## Records provided
※ ※ ※
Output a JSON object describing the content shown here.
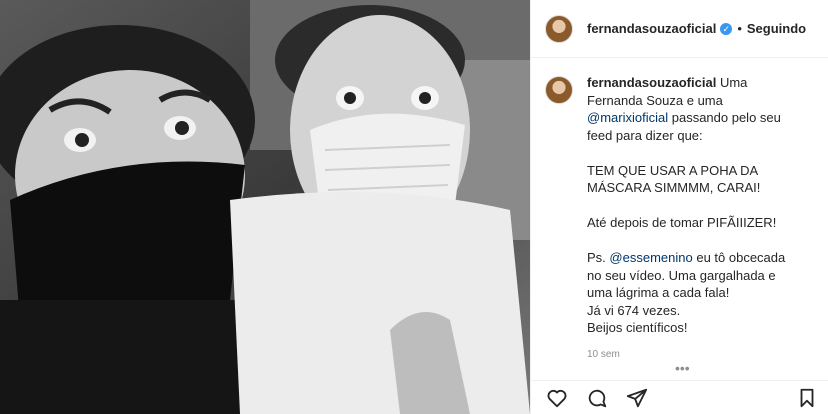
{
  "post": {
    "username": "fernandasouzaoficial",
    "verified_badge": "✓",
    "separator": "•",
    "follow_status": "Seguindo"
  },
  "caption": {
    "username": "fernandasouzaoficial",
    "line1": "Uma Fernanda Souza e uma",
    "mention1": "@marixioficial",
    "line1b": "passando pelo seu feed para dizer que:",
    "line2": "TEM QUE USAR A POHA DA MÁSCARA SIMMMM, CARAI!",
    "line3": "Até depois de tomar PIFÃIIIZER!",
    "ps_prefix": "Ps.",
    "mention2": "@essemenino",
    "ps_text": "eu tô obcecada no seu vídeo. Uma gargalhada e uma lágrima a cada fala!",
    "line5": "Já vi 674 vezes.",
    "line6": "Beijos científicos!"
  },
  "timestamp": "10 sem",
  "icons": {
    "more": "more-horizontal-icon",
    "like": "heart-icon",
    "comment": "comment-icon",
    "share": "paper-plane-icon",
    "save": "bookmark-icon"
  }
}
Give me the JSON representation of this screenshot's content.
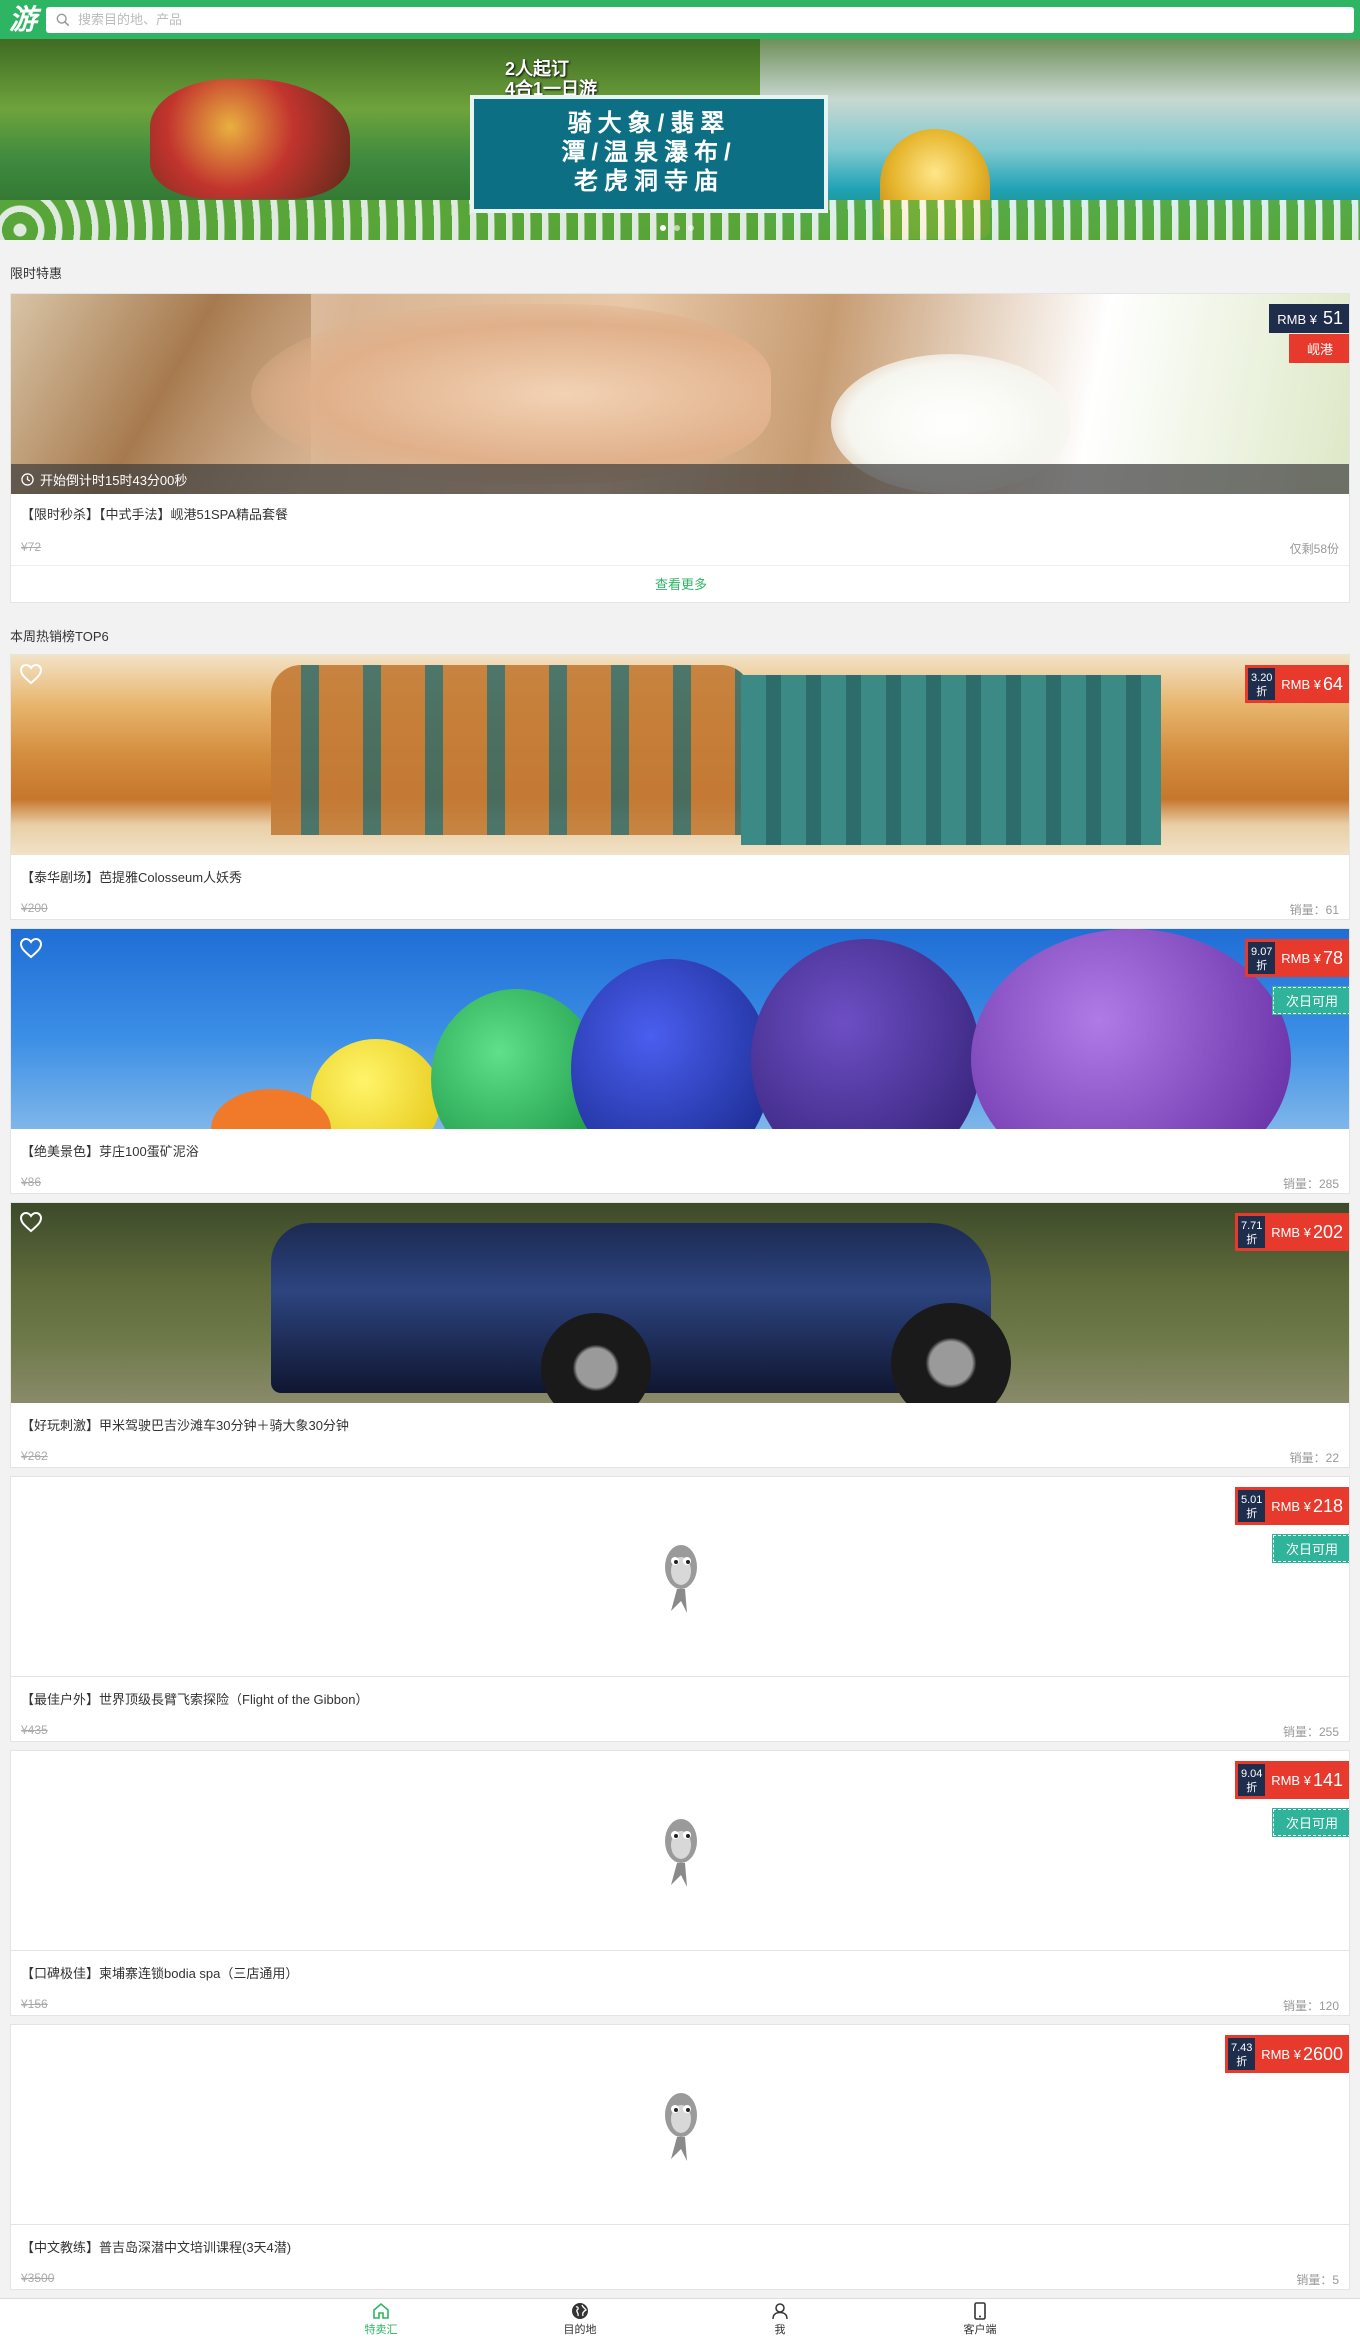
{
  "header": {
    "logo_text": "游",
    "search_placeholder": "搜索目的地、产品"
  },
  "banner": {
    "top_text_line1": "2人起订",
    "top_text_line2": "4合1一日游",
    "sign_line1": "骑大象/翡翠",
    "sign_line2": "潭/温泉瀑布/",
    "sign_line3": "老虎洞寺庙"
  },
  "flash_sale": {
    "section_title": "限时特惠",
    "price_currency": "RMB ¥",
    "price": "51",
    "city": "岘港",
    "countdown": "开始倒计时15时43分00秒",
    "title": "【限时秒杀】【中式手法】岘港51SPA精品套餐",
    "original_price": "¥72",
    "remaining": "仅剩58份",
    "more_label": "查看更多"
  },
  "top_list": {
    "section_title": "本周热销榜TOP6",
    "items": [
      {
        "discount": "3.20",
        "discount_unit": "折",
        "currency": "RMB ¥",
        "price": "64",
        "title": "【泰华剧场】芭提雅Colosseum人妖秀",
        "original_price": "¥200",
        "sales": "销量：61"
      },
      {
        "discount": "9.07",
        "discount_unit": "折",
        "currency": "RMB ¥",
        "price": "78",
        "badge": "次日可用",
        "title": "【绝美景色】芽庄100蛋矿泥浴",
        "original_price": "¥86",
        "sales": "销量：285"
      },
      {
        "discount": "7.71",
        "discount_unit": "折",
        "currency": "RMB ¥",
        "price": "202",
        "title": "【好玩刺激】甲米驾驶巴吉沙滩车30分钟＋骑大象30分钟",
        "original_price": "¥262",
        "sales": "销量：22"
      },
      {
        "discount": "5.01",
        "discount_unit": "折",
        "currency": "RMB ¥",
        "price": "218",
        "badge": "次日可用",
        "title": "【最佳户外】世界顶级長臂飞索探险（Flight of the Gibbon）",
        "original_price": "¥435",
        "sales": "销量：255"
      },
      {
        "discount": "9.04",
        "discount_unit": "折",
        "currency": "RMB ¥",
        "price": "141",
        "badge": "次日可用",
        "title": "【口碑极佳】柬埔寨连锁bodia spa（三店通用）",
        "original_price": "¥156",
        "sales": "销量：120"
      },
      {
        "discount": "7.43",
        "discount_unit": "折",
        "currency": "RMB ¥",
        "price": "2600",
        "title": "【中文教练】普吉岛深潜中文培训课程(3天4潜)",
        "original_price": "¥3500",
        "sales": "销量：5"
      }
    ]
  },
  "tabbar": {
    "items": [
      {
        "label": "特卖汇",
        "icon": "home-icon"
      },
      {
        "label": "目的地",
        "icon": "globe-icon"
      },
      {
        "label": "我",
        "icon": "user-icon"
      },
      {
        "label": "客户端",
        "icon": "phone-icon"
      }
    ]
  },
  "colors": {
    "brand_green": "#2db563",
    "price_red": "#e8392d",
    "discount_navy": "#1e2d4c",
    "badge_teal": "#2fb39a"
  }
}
※ ※ ※
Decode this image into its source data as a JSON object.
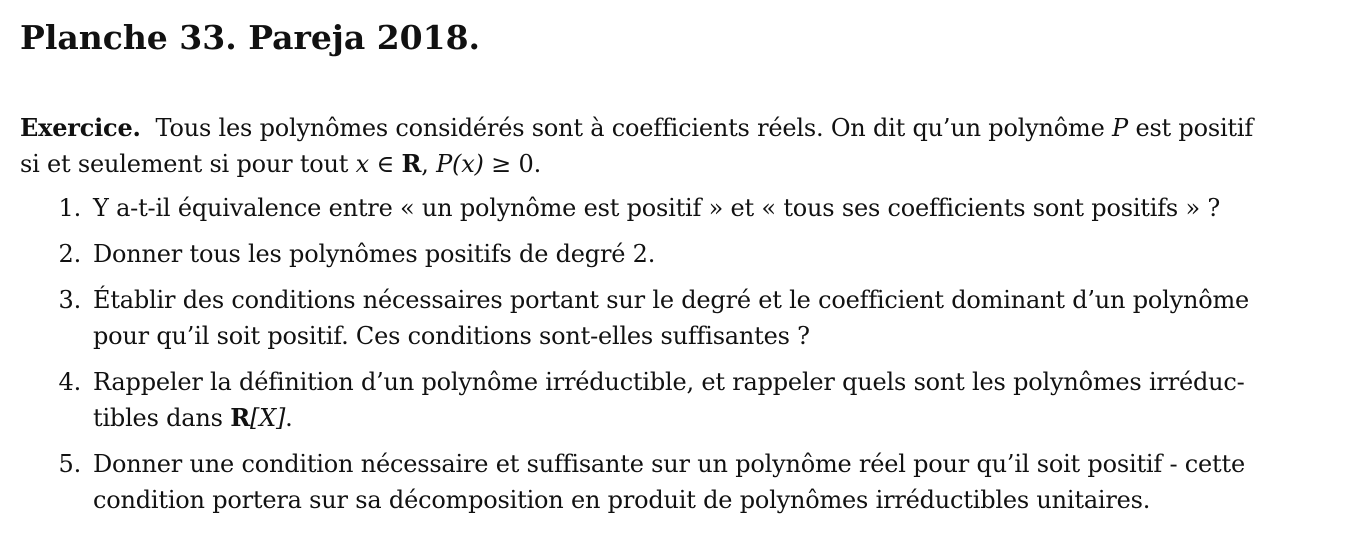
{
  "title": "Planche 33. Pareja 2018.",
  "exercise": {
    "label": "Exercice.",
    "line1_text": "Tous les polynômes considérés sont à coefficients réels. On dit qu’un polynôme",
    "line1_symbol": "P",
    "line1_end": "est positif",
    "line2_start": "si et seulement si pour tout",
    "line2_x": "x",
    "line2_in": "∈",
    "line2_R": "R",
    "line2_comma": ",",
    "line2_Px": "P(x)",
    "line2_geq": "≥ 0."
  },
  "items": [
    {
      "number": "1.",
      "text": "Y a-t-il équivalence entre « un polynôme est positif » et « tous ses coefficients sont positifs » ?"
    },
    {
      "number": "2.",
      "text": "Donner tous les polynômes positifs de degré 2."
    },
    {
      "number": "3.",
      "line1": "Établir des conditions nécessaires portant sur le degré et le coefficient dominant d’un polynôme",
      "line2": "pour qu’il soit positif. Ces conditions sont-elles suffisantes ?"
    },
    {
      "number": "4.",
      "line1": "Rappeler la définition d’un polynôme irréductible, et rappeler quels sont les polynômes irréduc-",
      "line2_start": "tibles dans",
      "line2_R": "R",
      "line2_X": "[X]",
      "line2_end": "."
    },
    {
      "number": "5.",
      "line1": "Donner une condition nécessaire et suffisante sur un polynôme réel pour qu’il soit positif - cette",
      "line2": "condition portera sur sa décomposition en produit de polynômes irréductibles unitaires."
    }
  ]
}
※ ※ ※
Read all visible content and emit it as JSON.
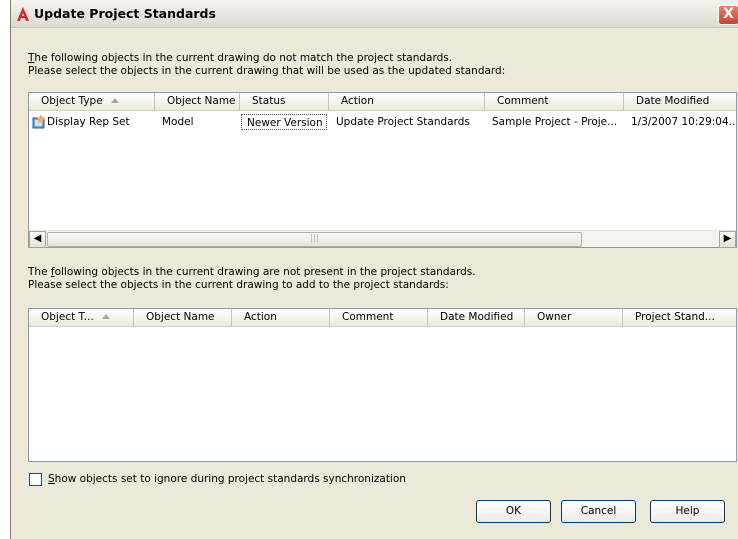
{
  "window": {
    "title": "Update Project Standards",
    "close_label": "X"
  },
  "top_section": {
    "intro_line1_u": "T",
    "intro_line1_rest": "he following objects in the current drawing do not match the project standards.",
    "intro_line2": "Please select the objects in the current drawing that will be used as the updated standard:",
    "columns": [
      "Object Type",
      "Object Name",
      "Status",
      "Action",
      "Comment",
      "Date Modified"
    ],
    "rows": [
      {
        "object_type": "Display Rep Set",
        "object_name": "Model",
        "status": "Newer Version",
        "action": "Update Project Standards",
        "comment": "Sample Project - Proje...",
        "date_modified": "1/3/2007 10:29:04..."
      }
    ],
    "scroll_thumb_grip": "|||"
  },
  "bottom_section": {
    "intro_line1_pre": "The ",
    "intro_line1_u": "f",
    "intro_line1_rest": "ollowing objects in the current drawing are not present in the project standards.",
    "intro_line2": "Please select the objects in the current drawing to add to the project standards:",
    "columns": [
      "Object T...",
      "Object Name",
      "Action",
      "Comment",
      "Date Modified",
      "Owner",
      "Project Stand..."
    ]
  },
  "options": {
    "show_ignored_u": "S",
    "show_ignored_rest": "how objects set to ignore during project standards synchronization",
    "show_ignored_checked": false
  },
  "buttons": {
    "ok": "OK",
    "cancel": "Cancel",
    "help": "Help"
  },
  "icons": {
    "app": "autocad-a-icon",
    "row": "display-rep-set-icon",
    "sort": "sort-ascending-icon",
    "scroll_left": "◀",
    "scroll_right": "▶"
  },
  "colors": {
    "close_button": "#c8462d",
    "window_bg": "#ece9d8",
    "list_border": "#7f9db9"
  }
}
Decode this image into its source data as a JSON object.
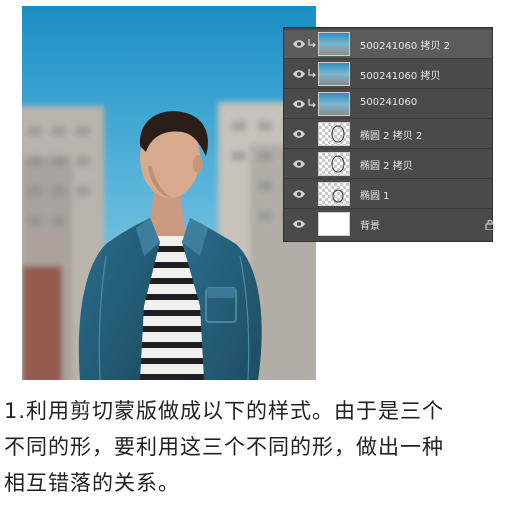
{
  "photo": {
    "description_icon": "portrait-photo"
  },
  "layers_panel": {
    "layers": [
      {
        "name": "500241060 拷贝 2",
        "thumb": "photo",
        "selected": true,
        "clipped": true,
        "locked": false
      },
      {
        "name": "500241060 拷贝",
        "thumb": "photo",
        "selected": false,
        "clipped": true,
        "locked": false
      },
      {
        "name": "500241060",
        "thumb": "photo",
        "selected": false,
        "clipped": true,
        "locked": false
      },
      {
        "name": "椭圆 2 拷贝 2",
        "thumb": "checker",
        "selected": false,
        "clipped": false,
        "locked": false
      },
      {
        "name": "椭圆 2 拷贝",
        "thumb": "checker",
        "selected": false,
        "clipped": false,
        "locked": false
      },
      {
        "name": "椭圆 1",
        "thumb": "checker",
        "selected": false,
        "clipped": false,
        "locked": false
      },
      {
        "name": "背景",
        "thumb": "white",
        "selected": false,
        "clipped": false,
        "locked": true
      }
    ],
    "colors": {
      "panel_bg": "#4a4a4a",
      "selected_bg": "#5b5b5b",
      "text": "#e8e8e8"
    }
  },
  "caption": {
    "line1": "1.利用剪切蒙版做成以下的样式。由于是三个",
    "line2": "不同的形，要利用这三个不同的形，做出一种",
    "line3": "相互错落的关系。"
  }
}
※ ※ ※
## Exercise goal
From the listing above, copy all lines holding the word "number".

## Response to this task
      "number": "1.",
      "number": "2.",
      "number": "3.",
      "number": "4.",
      "number": "5.",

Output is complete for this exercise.